→ **Problem to work on**
Exactly repeat all the records below, omitting the images they hold.

→ **Records for this task**
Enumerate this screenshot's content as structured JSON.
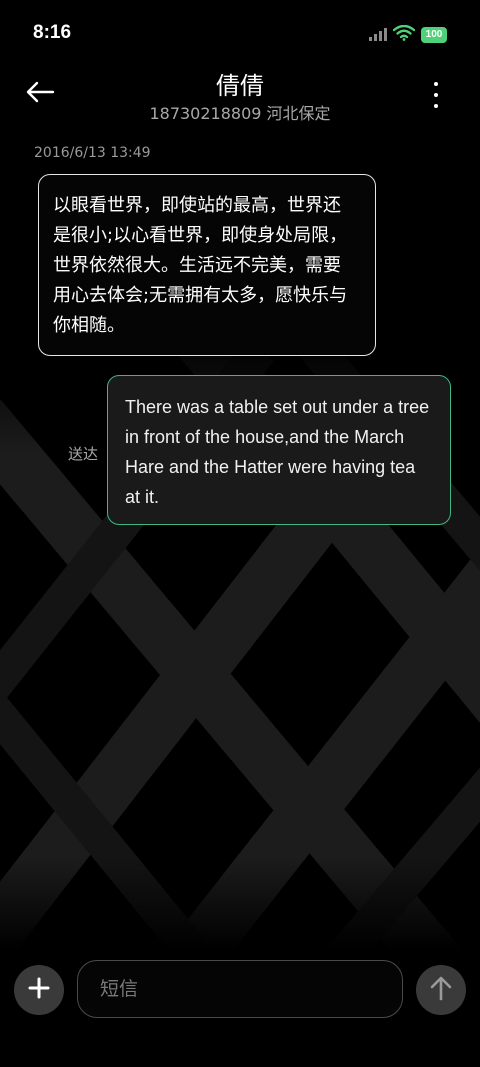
{
  "status_bar": {
    "time": "8:16",
    "battery": "100"
  },
  "header": {
    "contact_name": "倩倩",
    "contact_detail": "18730218809 河北保定"
  },
  "messages": [
    {
      "timestamp": "2016/6/13 13:49",
      "direction": "incoming",
      "text": "以眼看世界，即使站的最高，世界还是很小;以心看世界，即使身处局限，世界依然很大。生活远不完美，需要用心去体会;无需拥有太多，愿快乐与你相随。"
    },
    {
      "direction": "outgoing",
      "status": "送达",
      "text": "There was a table set out under a tree in front of the house,and the March Hare and the Hatter were having tea at it."
    }
  ],
  "composer": {
    "placeholder": "短信"
  },
  "icons": {
    "back": "arrow-left-icon",
    "more": "more-vertical-icon",
    "add": "plus-icon",
    "send": "arrow-up-icon",
    "signal": "signal-icon",
    "wifi": "wifi-icon"
  },
  "colors": {
    "outgoing_border": "#3fb981",
    "battery": "#4fd17a",
    "background": "#000000"
  }
}
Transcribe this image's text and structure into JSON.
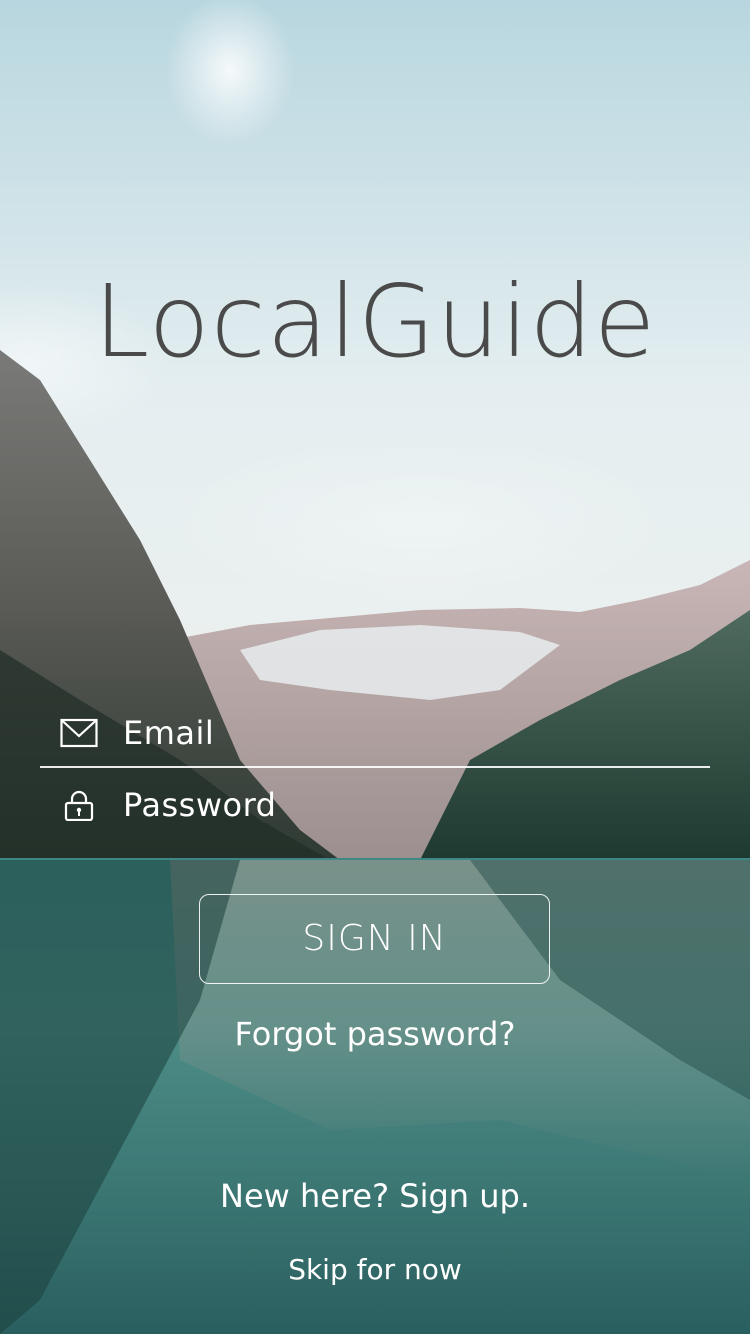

→ **The response**
Enumerate this screenshot's content as structured JSON.
{
  "status_bar": {
    "time": "8:16",
    "battery": "100"
  },
  "header": {
    "contact_name": "倩倩",
    "contact_detail": "18730218809 河北保定"
  },
  "messages": [
    {
      "timestamp": "2016/6/13 13:49",
      "direction": "incoming",
      "text": "以眼看世界，即使站的最高，世界还是很小;以心看世界，即使身处局限，世界依然很大。生活远不完美，需要用心去体会;无需拥有太多，愿快乐与你相随。"
    },
    {
      "direction": "outgoing",
      "status": "送达",
      "text": "There was a table set out under a tree in front of the house,and the March Hare and the Hatter were having tea at it."
    }
  ],
  "composer": {
    "placeholder": "短信"
  },
  "icons": {
    "back": "arrow-left-icon",
    "more": "more-vertical-icon",
    "add": "plus-icon",
    "send": "arrow-up-icon",
    "signal": "signal-icon",
    "wifi": "wifi-icon"
  },
  "colors": {
    "outgoing_border": "#3fb981",
    "battery": "#4fd17a",
    "background": "#000000"
  }
}
Transcribe this image's text and structure into JSON.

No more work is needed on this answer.